[BEGIN LISTING]

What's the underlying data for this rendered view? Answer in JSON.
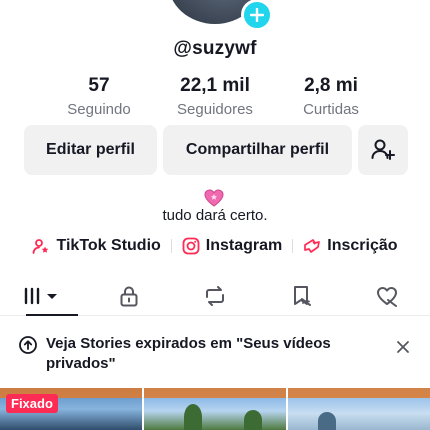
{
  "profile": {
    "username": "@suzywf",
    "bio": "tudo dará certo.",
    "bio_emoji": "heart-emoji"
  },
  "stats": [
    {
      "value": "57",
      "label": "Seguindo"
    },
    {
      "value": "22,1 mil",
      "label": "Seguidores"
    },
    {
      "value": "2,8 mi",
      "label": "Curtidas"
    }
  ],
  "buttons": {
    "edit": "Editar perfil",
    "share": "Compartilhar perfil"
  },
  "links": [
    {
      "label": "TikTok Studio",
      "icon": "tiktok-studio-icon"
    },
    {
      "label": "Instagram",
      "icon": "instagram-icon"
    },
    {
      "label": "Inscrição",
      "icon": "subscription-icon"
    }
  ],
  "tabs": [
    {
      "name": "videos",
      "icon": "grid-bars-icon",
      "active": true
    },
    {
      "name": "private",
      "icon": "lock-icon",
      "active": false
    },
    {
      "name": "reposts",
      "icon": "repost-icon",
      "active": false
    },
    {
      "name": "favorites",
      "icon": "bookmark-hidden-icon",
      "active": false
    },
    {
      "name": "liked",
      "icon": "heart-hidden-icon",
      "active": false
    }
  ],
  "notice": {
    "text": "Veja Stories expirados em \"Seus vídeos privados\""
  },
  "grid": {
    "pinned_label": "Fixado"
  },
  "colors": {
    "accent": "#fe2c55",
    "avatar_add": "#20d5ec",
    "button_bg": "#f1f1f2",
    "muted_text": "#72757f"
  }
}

[END LISTING]

• _TASK PROMPT_
What is needed is an exact reproduction of the data, pictures excluded.

• _CORRECT RESULT_
What's the underlying data for this rendered view? Answer in JSON.
{
  "profile": {
    "username": "@suzywf",
    "bio": "tudo dará certo.",
    "bio_emoji": "heart-emoji"
  },
  "stats": [
    {
      "value": "57",
      "label": "Seguindo"
    },
    {
      "value": "22,1 mil",
      "label": "Seguidores"
    },
    {
      "value": "2,8 mi",
      "label": "Curtidas"
    }
  ],
  "buttons": {
    "edit": "Editar perfil",
    "share": "Compartilhar perfil"
  },
  "links": [
    {
      "label": "TikTok Studio",
      "icon": "tiktok-studio-icon"
    },
    {
      "label": "Instagram",
      "icon": "instagram-icon"
    },
    {
      "label": "Inscrição",
      "icon": "subscription-icon"
    }
  ],
  "tabs": [
    {
      "name": "videos",
      "icon": "grid-bars-icon",
      "active": true
    },
    {
      "name": "private",
      "icon": "lock-icon",
      "active": false
    },
    {
      "name": "reposts",
      "icon": "repost-icon",
      "active": false
    },
    {
      "name": "favorites",
      "icon": "bookmark-hidden-icon",
      "active": false
    },
    {
      "name": "liked",
      "icon": "heart-hidden-icon",
      "active": false
    }
  ],
  "notice": {
    "text": "Veja Stories expirados em \"Seus vídeos privados\""
  },
  "grid": {
    "pinned_label": "Fixado"
  },
  "colors": {
    "accent": "#fe2c55",
    "avatar_add": "#20d5ec",
    "button_bg": "#f1f1f2",
    "muted_text": "#72757f"
  }
}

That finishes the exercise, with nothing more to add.